→ EXERCISE BRIEF
All of the data that follows should be retyped exactly, please, except the pictures.

→ RECORDS SHOWN
------

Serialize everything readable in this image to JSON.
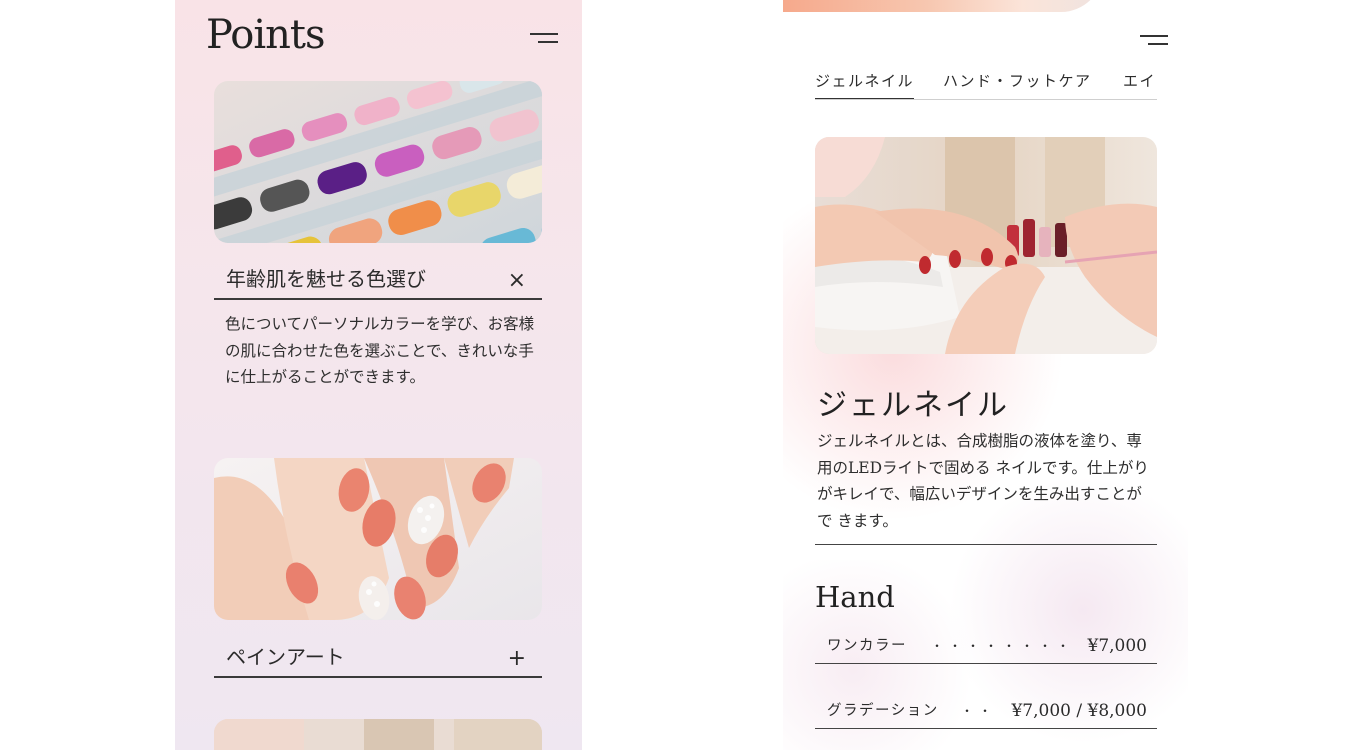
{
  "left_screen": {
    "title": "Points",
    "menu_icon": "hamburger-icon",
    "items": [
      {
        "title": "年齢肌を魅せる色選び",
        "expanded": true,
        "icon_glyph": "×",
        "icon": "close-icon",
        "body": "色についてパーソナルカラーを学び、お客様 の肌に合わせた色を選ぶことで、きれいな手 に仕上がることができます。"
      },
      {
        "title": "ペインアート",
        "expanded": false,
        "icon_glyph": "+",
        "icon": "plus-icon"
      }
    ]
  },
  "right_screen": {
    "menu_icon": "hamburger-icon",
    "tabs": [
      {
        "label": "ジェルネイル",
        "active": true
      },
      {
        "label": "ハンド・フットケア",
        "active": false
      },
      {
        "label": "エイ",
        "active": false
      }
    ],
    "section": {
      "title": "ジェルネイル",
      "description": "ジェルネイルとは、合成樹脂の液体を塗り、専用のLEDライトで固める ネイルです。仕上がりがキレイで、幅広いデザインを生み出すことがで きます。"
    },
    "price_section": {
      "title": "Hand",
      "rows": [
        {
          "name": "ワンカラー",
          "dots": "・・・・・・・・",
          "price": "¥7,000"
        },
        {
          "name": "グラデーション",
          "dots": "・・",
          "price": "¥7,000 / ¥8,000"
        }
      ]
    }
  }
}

------

→ FULL SOLUTION
Serialize everything readable in this image to JSON.
{
  "left_screen": {
    "title": "Points",
    "menu_icon": "hamburger-icon",
    "items": [
      {
        "title": "年齢肌を魅せる色選び",
        "expanded": true,
        "icon_glyph": "×",
        "icon": "close-icon",
        "body": "色についてパーソナルカラーを学び、お客様 の肌に合わせた色を選ぶことで、きれいな手 に仕上がることができます。"
      },
      {
        "title": "ペインアート",
        "expanded": false,
        "icon_glyph": "+",
        "icon": "plus-icon"
      }
    ]
  },
  "right_screen": {
    "menu_icon": "hamburger-icon",
    "tabs": [
      {
        "label": "ジェルネイル",
        "active": true
      },
      {
        "label": "ハンド・フットケア",
        "active": false
      },
      {
        "label": "エイ",
        "active": false
      }
    ],
    "section": {
      "title": "ジェルネイル",
      "description": "ジェルネイルとは、合成樹脂の液体を塗り、専用のLEDライトで固める ネイルです。仕上がりがキレイで、幅広いデザインを生み出すことがで きます。"
    },
    "price_section": {
      "title": "Hand",
      "rows": [
        {
          "name": "ワンカラー",
          "dots": "・・・・・・・・",
          "price": "¥7,000"
        },
        {
          "name": "グラデーション",
          "dots": "・・",
          "price": "¥7,000 / ¥8,000"
        }
      ]
    }
  }
}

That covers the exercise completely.